Perl Distributed parallel computing - perl

I would like to know if there are any perl modules available to enable distributed parallel computation similar to apache hadoop.
Example,
A perl script to be executed in many machines parallely when submitted to a client node.

I'm the author of the Many-core Engine for Perl.
During the next several weekends, I will take MCE for a spin with Gearman::XS. MCE is good at maximizing available cores on a given node. Gearman is good at job distribution and includes a lot of features such as load balancing. Combining the two together was my thought for scaling MCE horizontally across many nodes. :) I did not share this news with anybody until just now.
Why are the two modules a good fit (my humble opinion):
For distribution, one needs some sort of chunking engine. MCE is a chunking engine -- so breaking up input is natural to MCE. Essentially MCE can be used at both sides, the job submission host as well as on the worker node for maximizing available cores.
For worker nodes, MCE follows a bank-queuing model when processing input data. This helps guarantee that all CPUs remain busy from the start of the job till the very end. As workers being to idle down, the remaining "working" are processing their very last chunk.
One's imagination is the limit here -- there are so many possibilities with these 2 modules working together. When writing MCE, I first focused on the node side. Job distribution is next obviously and I did a search and came across Gearman::XS. The 2 modules can chunk happily together :) Job distribution side (bigger chunks), once on node (smaller chunks). All the networking stuff is handled by Gearman.
Basically, there's no need for me to write the job distribution aspect when Gearman::XS is already quite nice. This has been my plan. I will write about Gearman::XS + MCE soon.
BTW: Folks can do similar things with GRID-Machine + MCE I imagine. MCE's beauty is on maximizing all available cores on any given node.
Another magical thing about MCE is that one may not want 200 nodes * 16 workers all reading/writing from/to the NFS server for example. That will impact the NFS server greatly. BTW: RHEL 6.4 will include pNFS (parallel NFS). With MCE, workers can call the "do" method to serialize writes/reads from NFS. So instead of 200 * 16 = 3200 attacking NFS, it becomes just 200 maximum requests against the NFS server at any given time (1 per physical node).

* **Record extracts**
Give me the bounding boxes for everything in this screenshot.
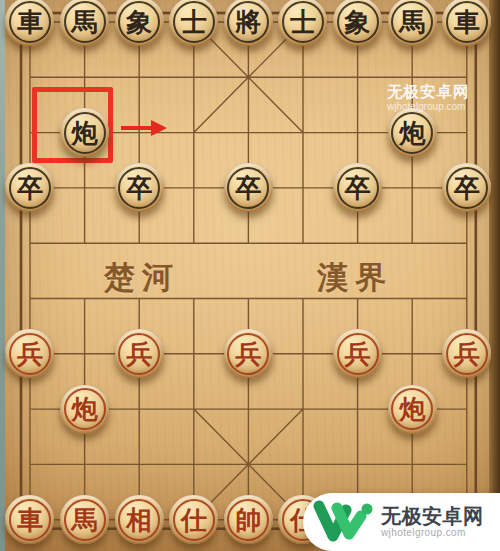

==

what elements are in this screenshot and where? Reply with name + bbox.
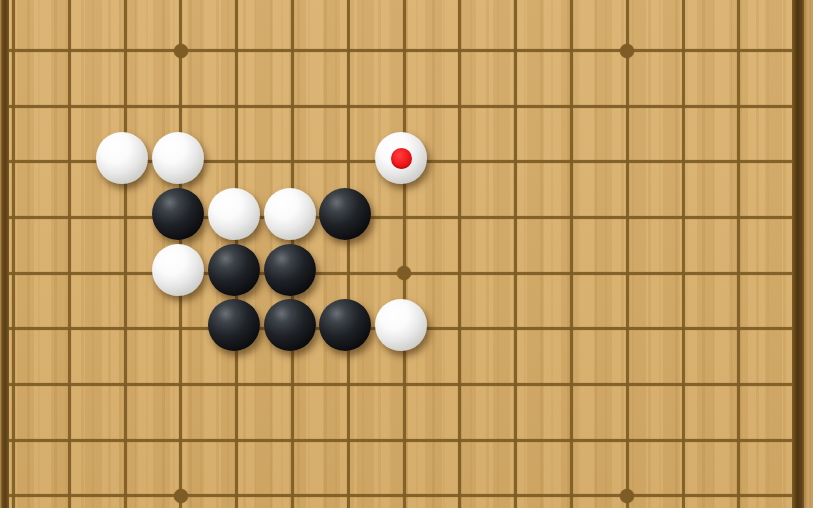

* **What the exercise asks**
From the thread on distributed parallel computing in Perl, print the stretch from "For worker nodes, MCE" through "handled by Gearman.". The listing is not needed here.

* **Expected output**
For worker nodes, MCE follows a bank-queuing model when processing input data. This helps guarantee that all CPUs remain busy from the start of the job till the very end. As workers being to idle down, the remaining "working" are processing their very last chunk.
One's imagination is the limit here -- there are so many possibilities with these 2 modules working together. When writing MCE, I first focused on the node side. Job distribution is next obviously and I did a search and came across Gearman::XS. The 2 modules can chunk happily together :) Job distribution side (bigger chunks), once on node (smaller chunks). All the networking stuff is handled by Gearman.